Structured figure records:
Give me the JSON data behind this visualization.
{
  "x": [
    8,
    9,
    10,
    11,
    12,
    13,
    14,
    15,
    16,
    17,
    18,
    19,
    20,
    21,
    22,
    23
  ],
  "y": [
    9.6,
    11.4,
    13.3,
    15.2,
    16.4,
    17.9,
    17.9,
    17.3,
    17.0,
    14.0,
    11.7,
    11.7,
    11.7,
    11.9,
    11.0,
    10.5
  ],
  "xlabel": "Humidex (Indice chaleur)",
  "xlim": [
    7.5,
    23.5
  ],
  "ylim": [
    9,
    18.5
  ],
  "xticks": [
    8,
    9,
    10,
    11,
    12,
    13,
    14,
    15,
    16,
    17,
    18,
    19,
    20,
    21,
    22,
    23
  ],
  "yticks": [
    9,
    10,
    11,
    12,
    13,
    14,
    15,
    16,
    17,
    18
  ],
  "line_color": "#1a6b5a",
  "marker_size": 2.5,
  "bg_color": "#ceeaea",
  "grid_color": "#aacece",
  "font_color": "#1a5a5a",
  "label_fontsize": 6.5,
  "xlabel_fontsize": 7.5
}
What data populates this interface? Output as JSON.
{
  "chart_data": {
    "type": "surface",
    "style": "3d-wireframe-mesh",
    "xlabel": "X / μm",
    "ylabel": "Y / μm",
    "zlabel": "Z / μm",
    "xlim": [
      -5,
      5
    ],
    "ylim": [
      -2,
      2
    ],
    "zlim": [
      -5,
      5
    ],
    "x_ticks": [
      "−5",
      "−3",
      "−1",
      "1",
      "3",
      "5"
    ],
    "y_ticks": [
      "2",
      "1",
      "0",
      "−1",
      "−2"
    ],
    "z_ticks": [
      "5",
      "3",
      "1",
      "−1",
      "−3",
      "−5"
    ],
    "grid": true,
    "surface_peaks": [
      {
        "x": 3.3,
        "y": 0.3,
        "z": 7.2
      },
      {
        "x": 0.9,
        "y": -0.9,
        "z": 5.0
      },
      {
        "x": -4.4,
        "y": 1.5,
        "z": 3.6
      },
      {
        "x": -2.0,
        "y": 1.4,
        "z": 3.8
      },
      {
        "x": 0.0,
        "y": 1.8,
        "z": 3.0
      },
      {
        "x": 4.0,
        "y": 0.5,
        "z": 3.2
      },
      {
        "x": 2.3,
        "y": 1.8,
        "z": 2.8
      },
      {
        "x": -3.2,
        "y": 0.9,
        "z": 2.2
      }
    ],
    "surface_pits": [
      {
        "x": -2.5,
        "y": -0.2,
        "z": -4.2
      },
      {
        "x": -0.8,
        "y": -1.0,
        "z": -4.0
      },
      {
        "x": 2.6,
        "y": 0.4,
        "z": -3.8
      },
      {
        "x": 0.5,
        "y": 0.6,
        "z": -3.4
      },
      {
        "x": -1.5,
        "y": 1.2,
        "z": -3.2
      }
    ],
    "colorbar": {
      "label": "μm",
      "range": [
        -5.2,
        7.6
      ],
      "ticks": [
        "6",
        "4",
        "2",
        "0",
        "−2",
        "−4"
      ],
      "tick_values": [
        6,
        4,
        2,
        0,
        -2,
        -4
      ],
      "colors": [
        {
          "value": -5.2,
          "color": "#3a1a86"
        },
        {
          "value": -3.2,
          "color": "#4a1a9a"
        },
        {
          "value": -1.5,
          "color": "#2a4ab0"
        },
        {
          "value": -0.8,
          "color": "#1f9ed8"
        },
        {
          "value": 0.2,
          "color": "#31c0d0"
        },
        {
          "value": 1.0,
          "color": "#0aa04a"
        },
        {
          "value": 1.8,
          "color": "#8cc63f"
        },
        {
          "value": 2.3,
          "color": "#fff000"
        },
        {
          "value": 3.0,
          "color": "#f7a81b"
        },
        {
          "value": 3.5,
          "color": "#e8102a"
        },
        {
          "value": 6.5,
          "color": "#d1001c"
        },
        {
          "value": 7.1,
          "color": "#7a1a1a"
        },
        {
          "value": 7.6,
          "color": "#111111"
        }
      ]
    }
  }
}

Stated task: Count the lines that hold the string "JSON", and reply with that number alone.

Solved exercise: 2